╔══
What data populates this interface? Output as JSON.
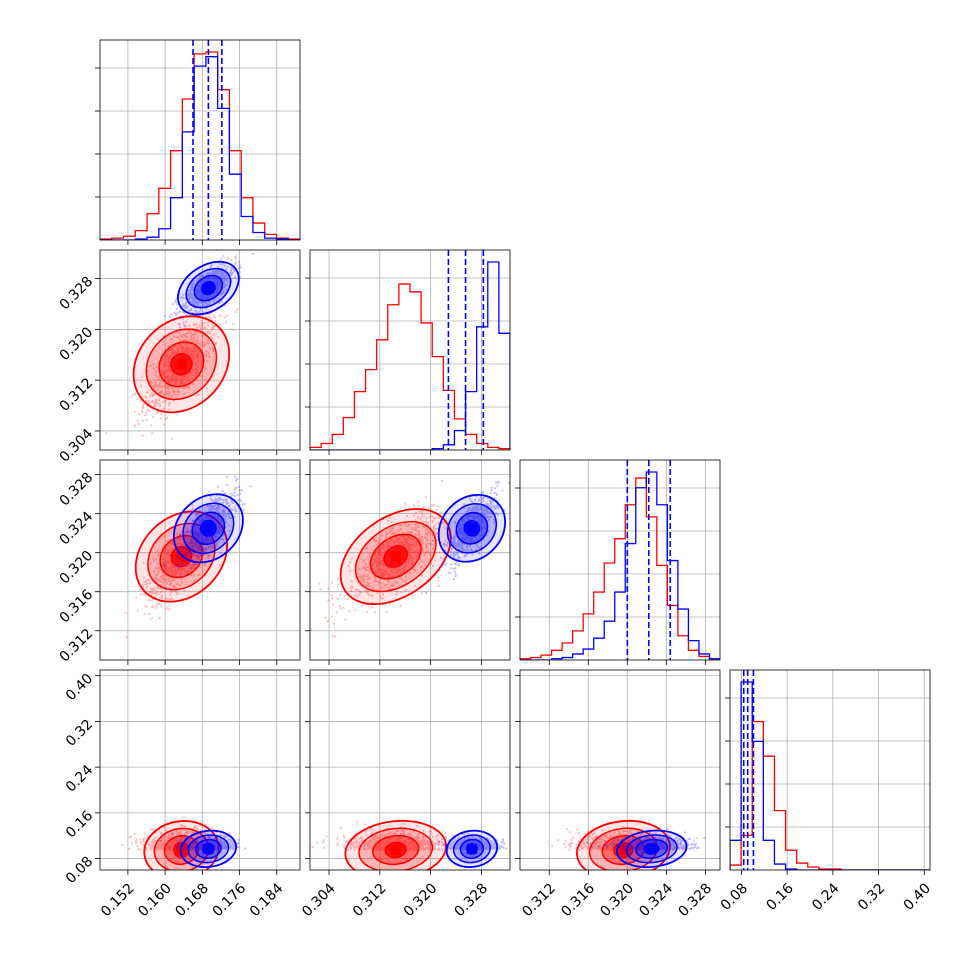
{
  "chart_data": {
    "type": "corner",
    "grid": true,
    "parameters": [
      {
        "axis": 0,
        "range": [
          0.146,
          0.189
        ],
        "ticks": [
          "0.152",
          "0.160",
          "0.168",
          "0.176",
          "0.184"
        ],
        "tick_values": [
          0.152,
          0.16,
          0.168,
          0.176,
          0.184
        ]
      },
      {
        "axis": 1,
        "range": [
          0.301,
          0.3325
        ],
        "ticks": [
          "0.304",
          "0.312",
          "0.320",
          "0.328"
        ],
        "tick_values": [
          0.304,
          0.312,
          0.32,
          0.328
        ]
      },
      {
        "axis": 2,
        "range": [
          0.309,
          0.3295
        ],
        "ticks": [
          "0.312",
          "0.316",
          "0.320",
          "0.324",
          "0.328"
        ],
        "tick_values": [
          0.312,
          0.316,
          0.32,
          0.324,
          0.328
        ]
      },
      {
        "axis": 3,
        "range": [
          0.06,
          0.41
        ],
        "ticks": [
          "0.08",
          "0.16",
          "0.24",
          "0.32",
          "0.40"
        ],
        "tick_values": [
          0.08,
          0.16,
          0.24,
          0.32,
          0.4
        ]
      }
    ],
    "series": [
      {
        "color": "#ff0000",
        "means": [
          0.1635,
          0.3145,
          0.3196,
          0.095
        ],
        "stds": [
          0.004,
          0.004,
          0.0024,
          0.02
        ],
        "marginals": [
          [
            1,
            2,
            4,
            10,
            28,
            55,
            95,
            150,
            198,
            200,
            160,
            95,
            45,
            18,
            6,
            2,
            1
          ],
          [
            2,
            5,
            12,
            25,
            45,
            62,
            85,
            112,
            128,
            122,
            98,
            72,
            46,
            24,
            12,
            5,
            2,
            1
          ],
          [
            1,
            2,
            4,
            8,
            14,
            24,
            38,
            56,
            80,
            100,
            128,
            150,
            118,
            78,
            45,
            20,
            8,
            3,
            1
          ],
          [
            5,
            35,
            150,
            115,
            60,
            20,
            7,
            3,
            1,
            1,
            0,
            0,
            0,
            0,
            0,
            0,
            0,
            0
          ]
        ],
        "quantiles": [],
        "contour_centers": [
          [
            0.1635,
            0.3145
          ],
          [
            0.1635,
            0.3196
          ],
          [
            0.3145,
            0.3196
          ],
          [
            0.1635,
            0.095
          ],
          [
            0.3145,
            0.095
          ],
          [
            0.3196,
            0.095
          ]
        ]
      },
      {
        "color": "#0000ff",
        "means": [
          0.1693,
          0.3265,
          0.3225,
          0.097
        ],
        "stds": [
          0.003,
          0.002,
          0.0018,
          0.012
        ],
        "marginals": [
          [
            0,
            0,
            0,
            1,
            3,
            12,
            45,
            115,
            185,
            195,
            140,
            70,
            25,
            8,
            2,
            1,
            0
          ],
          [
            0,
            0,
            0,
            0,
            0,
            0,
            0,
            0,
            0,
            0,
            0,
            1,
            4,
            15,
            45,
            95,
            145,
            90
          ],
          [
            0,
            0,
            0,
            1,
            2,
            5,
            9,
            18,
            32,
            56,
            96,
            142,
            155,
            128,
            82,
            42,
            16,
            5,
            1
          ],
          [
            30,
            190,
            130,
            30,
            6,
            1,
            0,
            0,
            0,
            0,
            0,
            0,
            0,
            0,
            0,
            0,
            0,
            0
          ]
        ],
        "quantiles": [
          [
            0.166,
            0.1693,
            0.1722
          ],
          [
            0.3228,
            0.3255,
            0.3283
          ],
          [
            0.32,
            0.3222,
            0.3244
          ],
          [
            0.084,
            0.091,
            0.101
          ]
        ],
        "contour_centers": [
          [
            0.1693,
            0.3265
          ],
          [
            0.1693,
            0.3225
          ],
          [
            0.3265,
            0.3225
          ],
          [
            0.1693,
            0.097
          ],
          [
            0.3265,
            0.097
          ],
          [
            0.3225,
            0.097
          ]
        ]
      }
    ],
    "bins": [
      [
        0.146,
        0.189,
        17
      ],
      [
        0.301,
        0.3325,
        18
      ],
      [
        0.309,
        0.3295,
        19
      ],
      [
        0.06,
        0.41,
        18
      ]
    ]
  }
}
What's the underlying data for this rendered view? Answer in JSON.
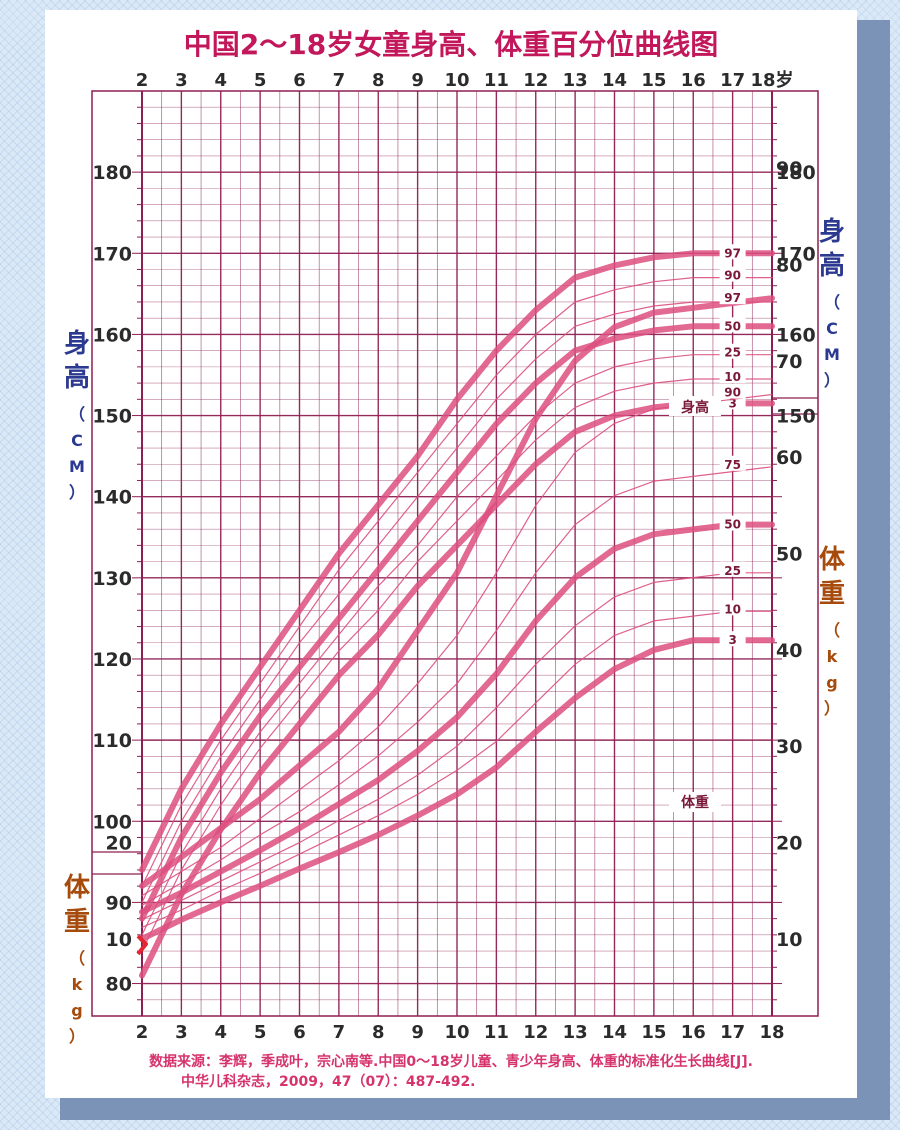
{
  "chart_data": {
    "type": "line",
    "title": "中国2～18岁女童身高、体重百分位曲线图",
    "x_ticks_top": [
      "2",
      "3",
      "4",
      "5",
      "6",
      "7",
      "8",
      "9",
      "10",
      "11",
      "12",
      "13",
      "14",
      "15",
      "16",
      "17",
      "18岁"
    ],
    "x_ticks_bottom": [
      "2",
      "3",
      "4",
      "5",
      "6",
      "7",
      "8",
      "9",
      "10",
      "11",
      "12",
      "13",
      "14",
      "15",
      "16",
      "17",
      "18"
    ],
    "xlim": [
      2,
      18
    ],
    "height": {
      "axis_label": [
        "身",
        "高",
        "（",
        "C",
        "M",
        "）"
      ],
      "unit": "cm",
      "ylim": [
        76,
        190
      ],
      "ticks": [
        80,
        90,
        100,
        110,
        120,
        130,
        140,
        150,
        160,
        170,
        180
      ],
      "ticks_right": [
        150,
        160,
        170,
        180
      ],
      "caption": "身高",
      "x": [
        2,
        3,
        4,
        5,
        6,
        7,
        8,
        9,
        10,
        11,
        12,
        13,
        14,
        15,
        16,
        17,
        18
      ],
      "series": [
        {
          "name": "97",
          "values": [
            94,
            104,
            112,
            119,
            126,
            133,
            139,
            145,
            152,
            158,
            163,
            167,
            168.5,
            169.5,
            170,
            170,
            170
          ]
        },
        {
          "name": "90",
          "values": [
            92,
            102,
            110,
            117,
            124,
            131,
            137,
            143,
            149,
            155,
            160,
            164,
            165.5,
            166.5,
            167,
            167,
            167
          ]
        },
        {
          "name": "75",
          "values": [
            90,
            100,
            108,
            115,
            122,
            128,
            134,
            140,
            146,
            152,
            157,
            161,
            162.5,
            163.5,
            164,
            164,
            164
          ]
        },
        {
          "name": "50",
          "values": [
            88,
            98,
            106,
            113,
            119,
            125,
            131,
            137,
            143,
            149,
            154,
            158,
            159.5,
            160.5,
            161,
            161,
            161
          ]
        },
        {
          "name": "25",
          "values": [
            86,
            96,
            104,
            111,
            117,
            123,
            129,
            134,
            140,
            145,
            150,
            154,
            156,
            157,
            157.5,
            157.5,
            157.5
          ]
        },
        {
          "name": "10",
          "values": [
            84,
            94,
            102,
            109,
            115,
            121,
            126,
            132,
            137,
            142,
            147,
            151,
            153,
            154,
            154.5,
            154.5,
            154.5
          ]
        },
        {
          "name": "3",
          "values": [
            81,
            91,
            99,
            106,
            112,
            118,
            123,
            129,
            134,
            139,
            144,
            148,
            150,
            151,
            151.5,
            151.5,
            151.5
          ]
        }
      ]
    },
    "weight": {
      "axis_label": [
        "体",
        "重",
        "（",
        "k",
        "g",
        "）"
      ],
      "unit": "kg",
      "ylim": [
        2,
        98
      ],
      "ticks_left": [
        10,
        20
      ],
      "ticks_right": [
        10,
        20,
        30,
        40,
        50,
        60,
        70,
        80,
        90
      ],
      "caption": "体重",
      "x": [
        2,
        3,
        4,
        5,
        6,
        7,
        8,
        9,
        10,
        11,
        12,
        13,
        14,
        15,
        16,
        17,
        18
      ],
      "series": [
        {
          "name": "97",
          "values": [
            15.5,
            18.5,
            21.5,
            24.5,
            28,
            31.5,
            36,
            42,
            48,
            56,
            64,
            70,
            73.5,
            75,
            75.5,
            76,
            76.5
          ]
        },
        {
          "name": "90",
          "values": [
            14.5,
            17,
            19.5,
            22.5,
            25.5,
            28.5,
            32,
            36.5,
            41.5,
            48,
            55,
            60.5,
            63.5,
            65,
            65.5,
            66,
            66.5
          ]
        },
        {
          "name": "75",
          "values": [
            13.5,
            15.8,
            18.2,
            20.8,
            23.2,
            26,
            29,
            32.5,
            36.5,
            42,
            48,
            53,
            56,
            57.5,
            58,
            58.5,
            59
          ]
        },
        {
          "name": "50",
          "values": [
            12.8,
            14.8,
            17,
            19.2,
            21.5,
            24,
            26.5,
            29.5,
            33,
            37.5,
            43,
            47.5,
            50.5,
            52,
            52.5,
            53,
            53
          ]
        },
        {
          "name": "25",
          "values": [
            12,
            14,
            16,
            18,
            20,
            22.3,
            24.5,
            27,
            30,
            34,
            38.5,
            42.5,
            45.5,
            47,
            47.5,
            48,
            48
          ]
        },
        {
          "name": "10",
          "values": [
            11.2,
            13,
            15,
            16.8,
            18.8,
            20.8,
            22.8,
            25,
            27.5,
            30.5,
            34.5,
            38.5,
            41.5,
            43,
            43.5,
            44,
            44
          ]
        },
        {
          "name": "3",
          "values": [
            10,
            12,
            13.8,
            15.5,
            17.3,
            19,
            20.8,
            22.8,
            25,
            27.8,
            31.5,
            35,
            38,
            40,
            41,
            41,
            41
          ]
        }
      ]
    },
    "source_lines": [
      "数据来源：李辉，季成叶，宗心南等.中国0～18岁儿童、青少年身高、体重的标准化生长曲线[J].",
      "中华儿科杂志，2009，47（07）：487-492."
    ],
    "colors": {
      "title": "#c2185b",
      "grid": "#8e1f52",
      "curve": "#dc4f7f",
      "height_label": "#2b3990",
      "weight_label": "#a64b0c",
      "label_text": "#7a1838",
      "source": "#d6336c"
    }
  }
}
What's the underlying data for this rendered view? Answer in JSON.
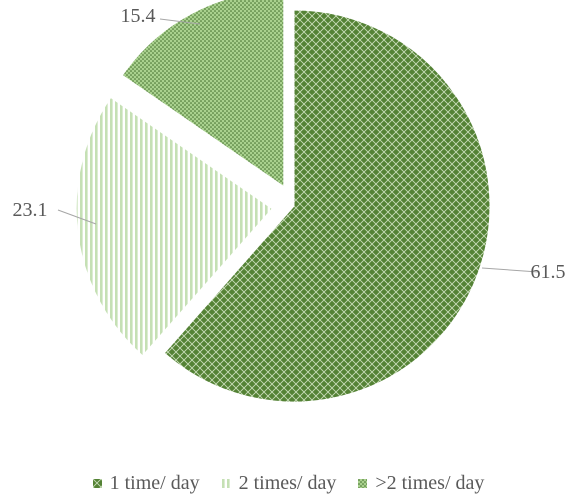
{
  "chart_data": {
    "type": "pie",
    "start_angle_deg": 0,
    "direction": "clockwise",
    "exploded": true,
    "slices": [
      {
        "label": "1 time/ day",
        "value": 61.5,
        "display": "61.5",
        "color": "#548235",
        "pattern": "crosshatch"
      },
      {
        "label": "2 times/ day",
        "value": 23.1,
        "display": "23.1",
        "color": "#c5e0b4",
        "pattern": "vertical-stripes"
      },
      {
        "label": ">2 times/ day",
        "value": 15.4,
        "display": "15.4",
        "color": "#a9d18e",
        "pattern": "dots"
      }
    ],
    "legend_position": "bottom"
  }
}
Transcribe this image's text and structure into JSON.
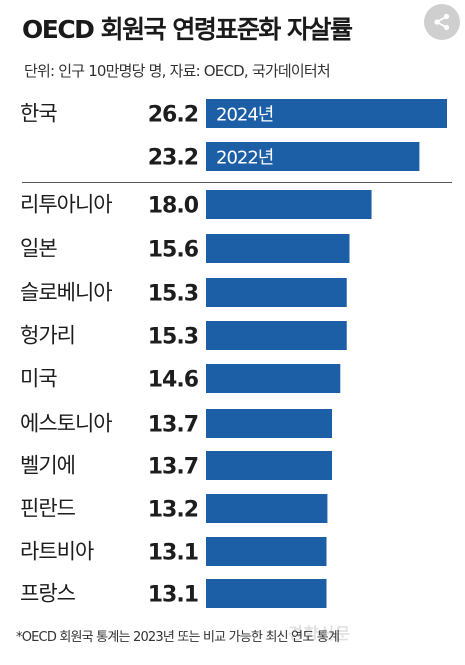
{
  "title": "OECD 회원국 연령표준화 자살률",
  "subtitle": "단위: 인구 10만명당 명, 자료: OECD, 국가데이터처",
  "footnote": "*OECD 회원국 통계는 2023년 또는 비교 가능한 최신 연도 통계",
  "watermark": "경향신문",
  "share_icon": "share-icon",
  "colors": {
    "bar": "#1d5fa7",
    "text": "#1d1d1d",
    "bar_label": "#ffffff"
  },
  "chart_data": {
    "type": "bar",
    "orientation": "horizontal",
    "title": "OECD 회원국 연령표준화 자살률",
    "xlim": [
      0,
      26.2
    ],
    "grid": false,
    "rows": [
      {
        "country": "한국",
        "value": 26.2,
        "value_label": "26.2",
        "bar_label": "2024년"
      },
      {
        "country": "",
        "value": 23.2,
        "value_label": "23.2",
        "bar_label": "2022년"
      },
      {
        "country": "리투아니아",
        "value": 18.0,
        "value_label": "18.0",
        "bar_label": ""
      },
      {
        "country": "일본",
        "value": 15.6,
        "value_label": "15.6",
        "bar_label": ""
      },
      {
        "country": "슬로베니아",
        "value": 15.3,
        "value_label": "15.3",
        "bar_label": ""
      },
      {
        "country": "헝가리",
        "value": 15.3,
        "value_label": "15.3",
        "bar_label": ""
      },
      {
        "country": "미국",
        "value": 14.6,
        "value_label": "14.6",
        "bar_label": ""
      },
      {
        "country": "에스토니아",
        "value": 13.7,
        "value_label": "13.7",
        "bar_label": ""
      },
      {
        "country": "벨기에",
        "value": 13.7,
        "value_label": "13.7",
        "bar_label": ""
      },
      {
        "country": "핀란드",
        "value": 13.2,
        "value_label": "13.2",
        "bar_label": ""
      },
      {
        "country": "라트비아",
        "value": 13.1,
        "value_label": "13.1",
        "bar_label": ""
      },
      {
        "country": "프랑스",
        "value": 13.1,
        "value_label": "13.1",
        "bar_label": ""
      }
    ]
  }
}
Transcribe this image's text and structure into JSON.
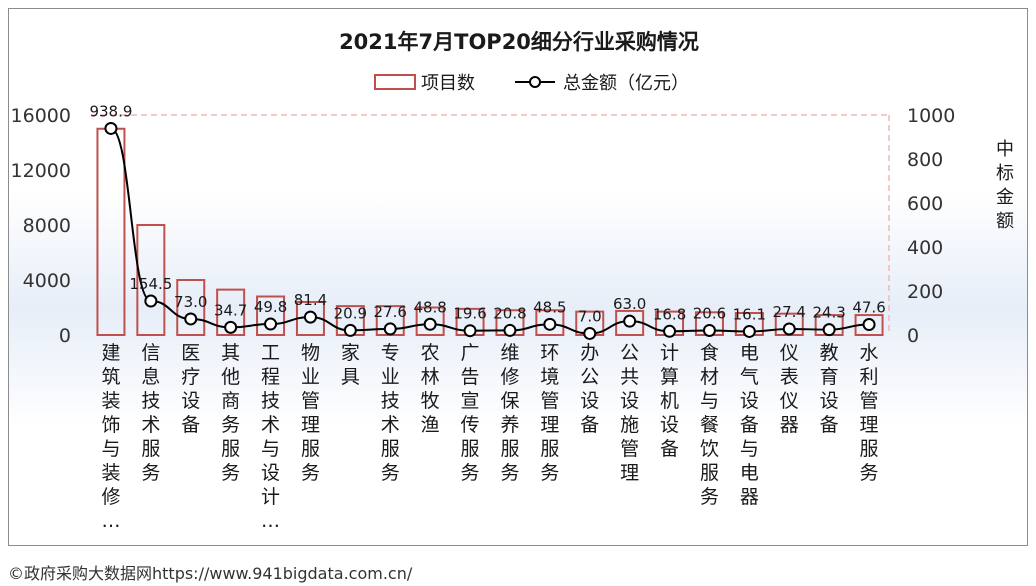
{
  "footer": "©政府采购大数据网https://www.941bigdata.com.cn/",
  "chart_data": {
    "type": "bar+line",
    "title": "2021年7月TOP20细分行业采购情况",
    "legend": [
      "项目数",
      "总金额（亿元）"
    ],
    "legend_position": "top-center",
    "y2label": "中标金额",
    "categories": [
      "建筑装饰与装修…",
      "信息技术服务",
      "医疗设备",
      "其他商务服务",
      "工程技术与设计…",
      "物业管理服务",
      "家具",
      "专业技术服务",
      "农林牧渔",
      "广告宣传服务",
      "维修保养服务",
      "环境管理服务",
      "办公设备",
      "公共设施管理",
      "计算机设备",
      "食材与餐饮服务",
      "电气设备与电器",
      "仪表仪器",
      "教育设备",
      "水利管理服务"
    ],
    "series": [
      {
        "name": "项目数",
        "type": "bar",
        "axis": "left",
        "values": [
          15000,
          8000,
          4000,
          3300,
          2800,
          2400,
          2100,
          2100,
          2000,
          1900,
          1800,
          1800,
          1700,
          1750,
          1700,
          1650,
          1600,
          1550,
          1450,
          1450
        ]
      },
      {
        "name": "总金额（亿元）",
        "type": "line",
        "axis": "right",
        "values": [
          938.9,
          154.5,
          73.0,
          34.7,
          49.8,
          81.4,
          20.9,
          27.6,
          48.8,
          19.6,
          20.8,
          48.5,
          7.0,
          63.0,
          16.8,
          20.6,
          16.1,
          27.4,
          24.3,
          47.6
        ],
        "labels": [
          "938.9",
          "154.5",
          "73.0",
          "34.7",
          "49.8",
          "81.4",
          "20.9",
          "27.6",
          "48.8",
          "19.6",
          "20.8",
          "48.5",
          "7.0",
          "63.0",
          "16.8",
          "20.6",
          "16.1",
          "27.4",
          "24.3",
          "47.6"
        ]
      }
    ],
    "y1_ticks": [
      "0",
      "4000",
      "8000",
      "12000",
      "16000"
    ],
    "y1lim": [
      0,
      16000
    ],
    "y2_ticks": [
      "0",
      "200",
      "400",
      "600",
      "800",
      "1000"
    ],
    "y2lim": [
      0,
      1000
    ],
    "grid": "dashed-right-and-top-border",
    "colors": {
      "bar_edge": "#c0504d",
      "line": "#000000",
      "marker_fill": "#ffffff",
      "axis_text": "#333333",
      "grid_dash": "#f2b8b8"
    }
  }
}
╚══
Problem description: Scan the records for the string "country". Copy each line in which it appears.

Final result:
        "country": "한국",
        "country": "",
        "country": "리투아니아",
        "country": "일본",
        "country": "슬로베니아",
        "country": "헝가리",
        "country": "미국",
        "country": "에스토니아",
        "country": "벨기에",
        "country": "핀란드",
        "country": "라트비아",
        "country": "프랑스",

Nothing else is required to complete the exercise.